___ Passage ___

Structural characterization

As above mentioned, the resultant polymers are all soluble in highly polar organic solvents, which enable us to characterize their structures spectroscopically. Satisfactory analysis data corresponding to their expected molecular structures were obtained from ¹H NMR spectroscopy, which could offer detailed information about the polymer structures.

In the ¹H NMR spectra (Fig. 1), the chemical shift of 4-cyano-4′-ethynylbiphenyl mainly assembled at δ = 3.1 ppm and 7.4–8.0 ppm, which corresponding to the proton resonances of alkynyl and benzene ring group. After the polymerization, the chemical shift of newly formed oxazole ring still resonance at δ = 7.4–8.0 ppm, which was overlapped with the peak of benzene ring. The overall peak shape appears as a broad peak. These results suggest that the cyano groups and alkyne groups have been converted into oxazole group by the polymerization. Moreover, the terminal alkyne and cyano groups has the ability to continue with the electrophilic addition process according to the small molecule reaction, because there is still alkyne or cyano groups in the obtained polymer from Fig. 1B. However, due to the higher viscosity achieved during the later period of polymerization, the diffusion of macromolecular terminal alkynes becomes more difficult, and then, polymerization is naturally terminated.

Fig. 1 ¹H NMR spectra of (A) 4-cyano-4′-ethynylbiphenyl, (B) polyoxazoles in CDCl₃. The solvent peaks are marked with asterisks.

The ¹³C NMR spectra further substantiate the conclusion drawn from their ¹H NMR spectral analysis (Fig. 2). In the ¹³C NMR spectra, the peak at δ = 80, 85 and 118 ppm, which were attributed to the resonance of the C_a, C_b and C_c in 4-cyano-4′-ethynylbiphenyl, completely disappeared in the polyoxazole spectra, as shown in Fig. 2. Meanwhile, the new peak corresponding to the oxazole carbons appeared at δ = 146 ppm in the polyoxazole spectra. All the results abovementioned indicated that the polymerization reacted in a manner similar to small molecules reaction and the target polymer was obtained as we expected.

Fig. 2 ¹³C NMR spectra of (A) 4-cyano-4′-ethynylbiphenyl, (B) polyoxazoles in CDCl₃.

Based on the obtained polymer is a conjugated structure, we measured its UV absorption, the Fig. S3† shows the UV absorption spectra of the polymer (Table 2, entry 6) in THF. The maximum absorption peaks was located at 290 nm, respectively, which belonged to the π–π* transition of the phenyl. Meanwhile, this absorption peak ranges from 290 nm to 400 nm, indicating that the conjugate absorption of the structure (π–π* transition of the phenyl and oxazole group) is continuous. This result shows that the polymers synthesized are conjugated, and further proof of the occurrence of polymerization.

___ Given records ___

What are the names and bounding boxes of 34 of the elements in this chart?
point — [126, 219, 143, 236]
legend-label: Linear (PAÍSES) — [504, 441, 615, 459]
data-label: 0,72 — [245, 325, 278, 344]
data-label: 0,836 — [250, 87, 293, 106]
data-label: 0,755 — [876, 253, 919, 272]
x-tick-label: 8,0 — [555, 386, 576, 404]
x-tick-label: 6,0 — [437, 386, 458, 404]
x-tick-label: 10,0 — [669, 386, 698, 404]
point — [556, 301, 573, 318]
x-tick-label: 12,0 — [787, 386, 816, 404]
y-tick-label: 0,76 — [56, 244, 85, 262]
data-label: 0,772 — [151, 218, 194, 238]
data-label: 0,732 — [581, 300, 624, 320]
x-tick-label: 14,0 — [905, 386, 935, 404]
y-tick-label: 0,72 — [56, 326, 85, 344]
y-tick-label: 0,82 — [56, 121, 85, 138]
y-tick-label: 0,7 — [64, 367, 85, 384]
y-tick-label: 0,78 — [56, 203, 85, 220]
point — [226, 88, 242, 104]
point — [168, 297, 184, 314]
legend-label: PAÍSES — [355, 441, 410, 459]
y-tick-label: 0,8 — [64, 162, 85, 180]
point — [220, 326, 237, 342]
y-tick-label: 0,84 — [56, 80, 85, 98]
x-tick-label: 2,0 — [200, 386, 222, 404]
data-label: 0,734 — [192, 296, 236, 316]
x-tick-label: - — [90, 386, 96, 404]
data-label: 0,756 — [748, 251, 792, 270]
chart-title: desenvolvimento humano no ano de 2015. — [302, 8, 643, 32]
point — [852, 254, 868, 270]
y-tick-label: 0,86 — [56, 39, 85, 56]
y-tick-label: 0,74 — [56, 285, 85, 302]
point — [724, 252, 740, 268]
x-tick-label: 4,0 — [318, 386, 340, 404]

___

In the structural characterization passage, at what chemical shift does the new peak for the oxazole carbons appear in the ¹³C NMR spectra of the polyoxazoles? Rely only on the structural characterization passage, not on the listing.

δ = 146 ppm